→ Stated exercise
Copy out every line of these records exactly as it appears.

→ Records supplied
##############################

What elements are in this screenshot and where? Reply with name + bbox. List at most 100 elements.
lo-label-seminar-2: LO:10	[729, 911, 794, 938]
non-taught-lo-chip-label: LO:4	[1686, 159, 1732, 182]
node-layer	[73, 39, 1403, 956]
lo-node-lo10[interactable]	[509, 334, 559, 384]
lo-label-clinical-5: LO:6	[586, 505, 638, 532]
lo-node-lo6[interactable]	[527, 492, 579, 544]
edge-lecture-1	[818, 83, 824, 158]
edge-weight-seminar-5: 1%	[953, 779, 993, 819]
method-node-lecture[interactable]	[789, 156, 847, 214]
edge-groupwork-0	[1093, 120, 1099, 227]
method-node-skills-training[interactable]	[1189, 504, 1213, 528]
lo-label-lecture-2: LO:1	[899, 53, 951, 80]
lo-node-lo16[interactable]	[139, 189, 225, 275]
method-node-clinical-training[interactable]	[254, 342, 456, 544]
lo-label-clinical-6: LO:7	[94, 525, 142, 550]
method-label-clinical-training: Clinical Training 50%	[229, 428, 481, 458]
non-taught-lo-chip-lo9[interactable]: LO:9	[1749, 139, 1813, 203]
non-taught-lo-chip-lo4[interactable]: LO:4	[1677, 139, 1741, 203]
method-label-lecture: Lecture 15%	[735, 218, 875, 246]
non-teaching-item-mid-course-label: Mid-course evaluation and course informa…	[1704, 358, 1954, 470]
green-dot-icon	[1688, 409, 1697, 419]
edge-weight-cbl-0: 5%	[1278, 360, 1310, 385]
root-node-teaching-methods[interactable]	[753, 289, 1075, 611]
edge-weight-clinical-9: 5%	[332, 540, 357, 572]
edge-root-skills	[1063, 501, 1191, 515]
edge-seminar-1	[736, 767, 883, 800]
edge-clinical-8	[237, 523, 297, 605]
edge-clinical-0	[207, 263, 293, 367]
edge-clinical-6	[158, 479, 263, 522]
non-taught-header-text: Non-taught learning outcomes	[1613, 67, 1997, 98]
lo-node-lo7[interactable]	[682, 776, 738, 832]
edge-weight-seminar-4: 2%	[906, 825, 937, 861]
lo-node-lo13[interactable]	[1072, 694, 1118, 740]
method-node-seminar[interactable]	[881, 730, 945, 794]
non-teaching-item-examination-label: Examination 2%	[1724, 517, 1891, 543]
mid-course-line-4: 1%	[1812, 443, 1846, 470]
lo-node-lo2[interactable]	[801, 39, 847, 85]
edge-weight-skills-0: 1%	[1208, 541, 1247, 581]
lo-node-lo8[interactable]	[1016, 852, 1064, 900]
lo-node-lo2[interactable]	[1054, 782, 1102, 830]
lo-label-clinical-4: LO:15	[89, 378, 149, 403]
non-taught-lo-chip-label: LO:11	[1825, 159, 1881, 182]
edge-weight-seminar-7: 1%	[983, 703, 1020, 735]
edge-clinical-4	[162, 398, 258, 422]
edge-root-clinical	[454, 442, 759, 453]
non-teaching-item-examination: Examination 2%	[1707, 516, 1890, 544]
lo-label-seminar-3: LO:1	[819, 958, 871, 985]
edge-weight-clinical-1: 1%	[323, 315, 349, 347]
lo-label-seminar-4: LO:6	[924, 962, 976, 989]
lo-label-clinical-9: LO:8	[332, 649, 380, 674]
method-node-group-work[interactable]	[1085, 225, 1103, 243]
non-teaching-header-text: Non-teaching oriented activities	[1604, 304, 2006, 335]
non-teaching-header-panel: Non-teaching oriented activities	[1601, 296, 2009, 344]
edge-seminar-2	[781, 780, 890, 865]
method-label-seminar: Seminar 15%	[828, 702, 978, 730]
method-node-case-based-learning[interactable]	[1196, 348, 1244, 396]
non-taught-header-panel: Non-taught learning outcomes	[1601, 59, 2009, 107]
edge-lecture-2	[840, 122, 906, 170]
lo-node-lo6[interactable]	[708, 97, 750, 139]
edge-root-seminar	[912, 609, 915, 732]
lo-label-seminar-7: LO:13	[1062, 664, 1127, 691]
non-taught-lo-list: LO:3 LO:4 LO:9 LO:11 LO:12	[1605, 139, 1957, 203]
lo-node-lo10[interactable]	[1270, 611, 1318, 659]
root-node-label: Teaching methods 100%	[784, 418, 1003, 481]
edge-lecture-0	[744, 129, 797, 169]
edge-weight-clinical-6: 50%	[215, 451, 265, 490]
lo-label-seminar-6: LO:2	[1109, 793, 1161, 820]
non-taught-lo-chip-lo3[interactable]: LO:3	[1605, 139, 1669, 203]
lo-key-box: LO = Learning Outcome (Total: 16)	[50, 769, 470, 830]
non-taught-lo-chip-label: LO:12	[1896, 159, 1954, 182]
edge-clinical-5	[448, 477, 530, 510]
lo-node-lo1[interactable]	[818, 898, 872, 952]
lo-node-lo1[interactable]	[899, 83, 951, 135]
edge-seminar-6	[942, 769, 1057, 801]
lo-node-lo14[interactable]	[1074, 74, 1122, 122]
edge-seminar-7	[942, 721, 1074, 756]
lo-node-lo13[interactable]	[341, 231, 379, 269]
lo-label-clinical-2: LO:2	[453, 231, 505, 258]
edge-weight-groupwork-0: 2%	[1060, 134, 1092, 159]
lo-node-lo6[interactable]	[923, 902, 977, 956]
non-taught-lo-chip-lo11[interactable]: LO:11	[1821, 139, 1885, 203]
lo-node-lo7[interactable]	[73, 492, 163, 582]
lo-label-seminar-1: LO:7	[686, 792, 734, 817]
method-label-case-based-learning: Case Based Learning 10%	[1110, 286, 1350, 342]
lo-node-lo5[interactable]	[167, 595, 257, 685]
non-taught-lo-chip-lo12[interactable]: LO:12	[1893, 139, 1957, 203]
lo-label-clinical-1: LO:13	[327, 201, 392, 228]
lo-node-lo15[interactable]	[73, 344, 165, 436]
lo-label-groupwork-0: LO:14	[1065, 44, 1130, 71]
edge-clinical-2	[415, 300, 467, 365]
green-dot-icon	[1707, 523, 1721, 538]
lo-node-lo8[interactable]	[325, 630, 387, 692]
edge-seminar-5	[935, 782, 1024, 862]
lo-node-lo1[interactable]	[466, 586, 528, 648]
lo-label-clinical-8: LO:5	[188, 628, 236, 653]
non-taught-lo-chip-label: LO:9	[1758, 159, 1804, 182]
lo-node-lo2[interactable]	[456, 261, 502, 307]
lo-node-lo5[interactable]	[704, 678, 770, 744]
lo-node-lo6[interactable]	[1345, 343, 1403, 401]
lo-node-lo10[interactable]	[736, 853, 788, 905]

##############################

→ Exercise response
What elements are in this screenshot and where? Reply with name + bbox. List at most 100 elements.
lo-label-seminar-2: LO:10	[729, 911, 794, 938]
non-taught-lo-chip-label: LO:4	[1686, 159, 1732, 182]
node-layer	[73, 39, 1403, 956]
lo-node-lo10[interactable]	[509, 334, 559, 384]
lo-label-clinical-5: LO:6	[586, 505, 638, 532]
lo-node-lo6[interactable]	[527, 492, 579, 544]
edge-lecture-1	[818, 83, 824, 158]
edge-weight-seminar-5: 1%	[953, 779, 993, 819]
method-node-lecture[interactable]	[789, 156, 847, 214]
edge-groupwork-0	[1093, 120, 1099, 227]
method-node-skills-training[interactable]	[1189, 504, 1213, 528]
lo-label-lecture-2: LO:1	[899, 53, 951, 80]
lo-node-lo16[interactable]	[139, 189, 225, 275]
method-node-clinical-training[interactable]	[254, 342, 456, 544]
lo-label-clinical-6: LO:7	[94, 525, 142, 550]
method-label-clinical-training: Clinical Training 50%	[229, 428, 481, 458]
non-taught-lo-chip-lo9[interactable]: LO:9	[1749, 139, 1813, 203]
non-taught-lo-chip-lo4[interactable]: LO:4	[1677, 139, 1741, 203]
method-label-lecture: Lecture 15%	[735, 218, 875, 246]
non-teaching-item-mid-course-label: Mid-course evaluation and course informa…	[1704, 358, 1954, 470]
green-dot-icon	[1688, 409, 1697, 419]
edge-weight-cbl-0: 5%	[1278, 360, 1310, 385]
root-node-teaching-methods[interactable]	[753, 289, 1075, 611]
edge-weight-clinical-9: 5%	[332, 540, 357, 572]
edge-root-skills	[1063, 501, 1191, 515]
edge-seminar-1	[736, 767, 883, 800]
edge-clinical-8	[237, 523, 297, 605]
edge-clinical-0	[207, 263, 293, 367]
edge-clinical-6	[158, 479, 263, 522]
non-taught-header-text: Non-taught learning outcomes	[1613, 67, 1997, 98]
lo-node-lo7[interactable]	[682, 776, 738, 832]
edge-weight-seminar-4: 2%	[906, 825, 937, 861]
lo-node-lo13[interactable]	[1072, 694, 1118, 740]
method-node-seminar[interactable]	[881, 730, 945, 794]
non-teaching-item-examination-label: Examination 2%	[1724, 517, 1891, 543]
mid-course-line-4: 1%	[1812, 443, 1846, 470]
lo-node-lo2[interactable]	[801, 39, 847, 85]
edge-weight-skills-0: 1%	[1208, 541, 1247, 581]
lo-node-lo8[interactable]	[1016, 852, 1064, 900]
lo-node-lo2[interactable]	[1054, 782, 1102, 830]
lo-label-clinical-4: LO:15	[89, 378, 149, 403]
non-taught-lo-chip-label: LO:11	[1825, 159, 1881, 182]
edge-weight-seminar-7: 1%	[983, 703, 1020, 735]
edge-clinical-4	[162, 398, 258, 422]
edge-root-clinical	[454, 442, 759, 453]
non-teaching-item-examination: Examination 2%	[1707, 516, 1890, 544]
lo-label-seminar-3: LO:1	[819, 958, 871, 985]
edge-weight-clinical-1: 1%	[323, 315, 349, 347]
lo-label-seminar-4: LO:6	[924, 962, 976, 989]
lo-label-clinical-9: LO:8	[332, 649, 380, 674]
method-node-group-work[interactable]	[1085, 225, 1103, 243]
non-teaching-header-text: Non-teaching oriented activities	[1604, 304, 2006, 335]
non-teaching-header-panel: Non-teaching oriented activities	[1601, 296, 2009, 344]
edge-seminar-2	[781, 780, 890, 865]
method-label-seminar: Seminar 15%	[828, 702, 978, 730]
method-node-case-based-learning[interactable]	[1196, 348, 1244, 396]
non-taught-header-panel: Non-taught learning outcomes	[1601, 59, 2009, 107]
edge-lecture-2	[840, 122, 906, 170]
lo-node-lo6[interactable]	[708, 97, 750, 139]
edge-root-seminar	[912, 609, 915, 732]
lo-label-seminar-7: LO:13	[1062, 664, 1127, 691]
non-taught-lo-list: LO:3 LO:4 LO:9 LO:11 LO:12	[1605, 139, 1957, 203]
lo-node-lo10[interactable]	[1270, 611, 1318, 659]
root-node-label: Teaching methods 100%	[784, 418, 1003, 481]
edge-lecture-0	[744, 129, 797, 169]
edge-weight-clinical-6: 50%	[215, 451, 265, 490]
lo-label-seminar-6: LO:2	[1109, 793, 1161, 820]
non-taught-lo-chip-lo3[interactable]: LO:3	[1605, 139, 1669, 203]
lo-key-box: LO = Learning Outcome (Total: 16)	[50, 769, 470, 830]
non-taught-lo-chip-label: LO:12	[1896, 159, 1954, 182]
edge-clinical-5	[448, 477, 530, 510]
lo-node-lo1[interactable]	[818, 898, 872, 952]
lo-node-lo1[interactable]	[899, 83, 951, 135]
edge-seminar-6	[942, 769, 1057, 801]
lo-node-lo14[interactable]	[1074, 74, 1122, 122]
edge-seminar-7	[942, 721, 1074, 756]
lo-node-lo13[interactable]	[341, 231, 379, 269]
lo-label-clinical-2: LO:2	[453, 231, 505, 258]
edge-weight-groupwork-0: 2%	[1060, 134, 1092, 159]
lo-node-lo6[interactable]	[923, 902, 977, 956]
non-taught-lo-chip-lo11[interactable]: LO:11	[1821, 139, 1885, 203]
lo-node-lo7[interactable]	[73, 492, 163, 582]
lo-label-seminar-1: LO:7	[686, 792, 734, 817]
method-label-case-based-learning: Case Based Learning 10%	[1110, 286, 1350, 342]
lo-node-lo5[interactable]	[167, 595, 257, 685]
non-taught-lo-chip-lo12[interactable]: LO:12	[1893, 139, 1957, 203]
lo-label-clinical-1: LO:13	[327, 201, 392, 228]
lo-node-lo15[interactable]	[73, 344, 165, 436]
lo-label-groupwork-0: LO:14	[1065, 44, 1130, 71]
edge-clinical-2	[415, 300, 467, 365]
green-dot-icon	[1707, 523, 1721, 538]
lo-node-lo8[interactable]	[325, 630, 387, 692]
edge-seminar-5	[935, 782, 1024, 862]
lo-node-lo1[interactable]	[466, 586, 528, 648]
lo-label-clinical-8: LO:5	[188, 628, 236, 653]
non-taught-lo-chip-label: LO:9	[1758, 159, 1804, 182]
lo-node-lo2[interactable]	[456, 261, 502, 307]
lo-node-lo5[interactable]	[704, 678, 770, 744]
lo-node-lo6[interactable]	[1345, 343, 1403, 401]
lo-node-lo10[interactable]	[736, 853, 788, 905]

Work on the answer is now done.